### Written problem
Transcribe the records below exactly as they appear, omitting any pictures.

Stored data entries
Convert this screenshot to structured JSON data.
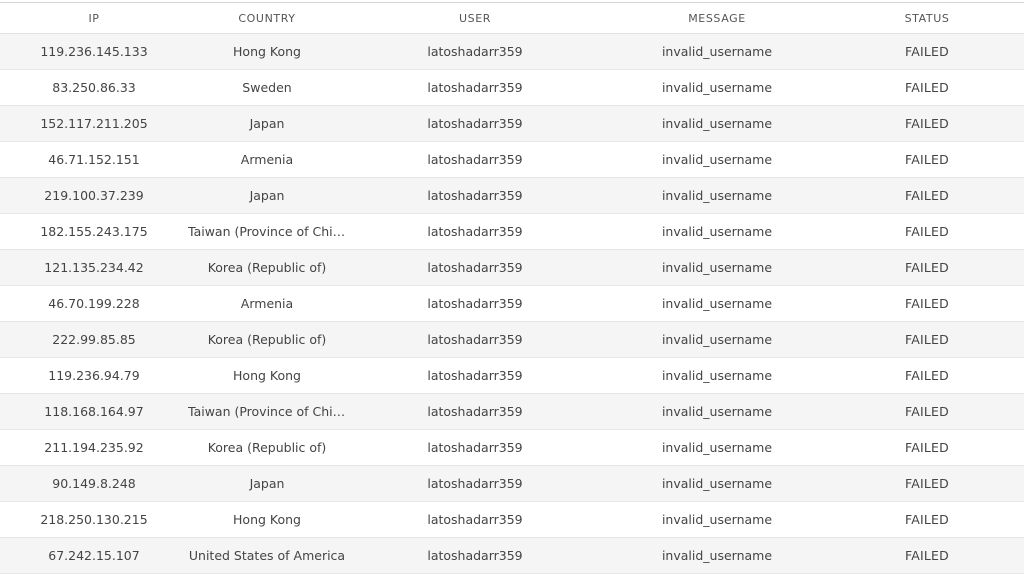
{
  "table": {
    "columns": [
      "IP",
      "COUNTRY",
      "USER",
      "MESSAGE",
      "STATUS"
    ],
    "rows": [
      {
        "ip": "119.236.145.133",
        "country": "Hong Kong",
        "user": "latoshadarr359",
        "message": "invalid_username",
        "status": "FAILED"
      },
      {
        "ip": "83.250.86.33",
        "country": "Sweden",
        "user": "latoshadarr359",
        "message": "invalid_username",
        "status": "FAILED"
      },
      {
        "ip": "152.117.211.205",
        "country": "Japan",
        "user": "latoshadarr359",
        "message": "invalid_username",
        "status": "FAILED"
      },
      {
        "ip": "46.71.152.151",
        "country": "Armenia",
        "user": "latoshadarr359",
        "message": "invalid_username",
        "status": "FAILED"
      },
      {
        "ip": "219.100.37.239",
        "country": "Japan",
        "user": "latoshadarr359",
        "message": "invalid_username",
        "status": "FAILED"
      },
      {
        "ip": "182.155.243.175",
        "country": "Taiwan (Province of China)",
        "user": "latoshadarr359",
        "message": "invalid_username",
        "status": "FAILED"
      },
      {
        "ip": "121.135.234.42",
        "country": "Korea (Republic of)",
        "user": "latoshadarr359",
        "message": "invalid_username",
        "status": "FAILED"
      },
      {
        "ip": "46.70.199.228",
        "country": "Armenia",
        "user": "latoshadarr359",
        "message": "invalid_username",
        "status": "FAILED"
      },
      {
        "ip": "222.99.85.85",
        "country": "Korea (Republic of)",
        "user": "latoshadarr359",
        "message": "invalid_username",
        "status": "FAILED"
      },
      {
        "ip": "119.236.94.79",
        "country": "Hong Kong",
        "user": "latoshadarr359",
        "message": "invalid_username",
        "status": "FAILED"
      },
      {
        "ip": "118.168.164.97",
        "country": "Taiwan (Province of China)",
        "user": "latoshadarr359",
        "message": "invalid_username",
        "status": "FAILED"
      },
      {
        "ip": "211.194.235.92",
        "country": "Korea (Republic of)",
        "user": "latoshadarr359",
        "message": "invalid_username",
        "status": "FAILED"
      },
      {
        "ip": "90.149.8.248",
        "country": "Japan",
        "user": "latoshadarr359",
        "message": "invalid_username",
        "status": "FAILED"
      },
      {
        "ip": "218.250.130.215",
        "country": "Hong Kong",
        "user": "latoshadarr359",
        "message": "invalid_username",
        "status": "FAILED"
      },
      {
        "ip": "67.242.15.107",
        "country": "United States of America",
        "user": "latoshadarr359",
        "message": "invalid_username",
        "status": "FAILED"
      }
    ]
  }
}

### Solution for this task
Convert this screenshot to structured JSON data.
{
  "table": {
    "columns": [
      "IP",
      "COUNTRY",
      "USER",
      "MESSAGE",
      "STATUS"
    ],
    "rows": [
      {
        "ip": "119.236.145.133",
        "country": "Hong Kong",
        "user": "latoshadarr359",
        "message": "invalid_username",
        "status": "FAILED"
      },
      {
        "ip": "83.250.86.33",
        "country": "Sweden",
        "user": "latoshadarr359",
        "message": "invalid_username",
        "status": "FAILED"
      },
      {
        "ip": "152.117.211.205",
        "country": "Japan",
        "user": "latoshadarr359",
        "message": "invalid_username",
        "status": "FAILED"
      },
      {
        "ip": "46.71.152.151",
        "country": "Armenia",
        "user": "latoshadarr359",
        "message": "invalid_username",
        "status": "FAILED"
      },
      {
        "ip": "219.100.37.239",
        "country": "Japan",
        "user": "latoshadarr359",
        "message": "invalid_username",
        "status": "FAILED"
      },
      {
        "ip": "182.155.243.175",
        "country": "Taiwan (Province of China)",
        "user": "latoshadarr359",
        "message": "invalid_username",
        "status": "FAILED"
      },
      {
        "ip": "121.135.234.42",
        "country": "Korea (Republic of)",
        "user": "latoshadarr359",
        "message": "invalid_username",
        "status": "FAILED"
      },
      {
        "ip": "46.70.199.228",
        "country": "Armenia",
        "user": "latoshadarr359",
        "message": "invalid_username",
        "status": "FAILED"
      },
      {
        "ip": "222.99.85.85",
        "country": "Korea (Republic of)",
        "user": "latoshadarr359",
        "message": "invalid_username",
        "status": "FAILED"
      },
      {
        "ip": "119.236.94.79",
        "country": "Hong Kong",
        "user": "latoshadarr359",
        "message": "invalid_username",
        "status": "FAILED"
      },
      {
        "ip": "118.168.164.97",
        "country": "Taiwan (Province of China)",
        "user": "latoshadarr359",
        "message": "invalid_username",
        "status": "FAILED"
      },
      {
        "ip": "211.194.235.92",
        "country": "Korea (Republic of)",
        "user": "latoshadarr359",
        "message": "invalid_username",
        "status": "FAILED"
      },
      {
        "ip": "90.149.8.248",
        "country": "Japan",
        "user": "latoshadarr359",
        "message": "invalid_username",
        "status": "FAILED"
      },
      {
        "ip": "218.250.130.215",
        "country": "Hong Kong",
        "user": "latoshadarr359",
        "message": "invalid_username",
        "status": "FAILED"
      },
      {
        "ip": "67.242.15.107",
        "country": "United States of America",
        "user": "latoshadarr359",
        "message": "invalid_username",
        "status": "FAILED"
      }
    ]
  }
}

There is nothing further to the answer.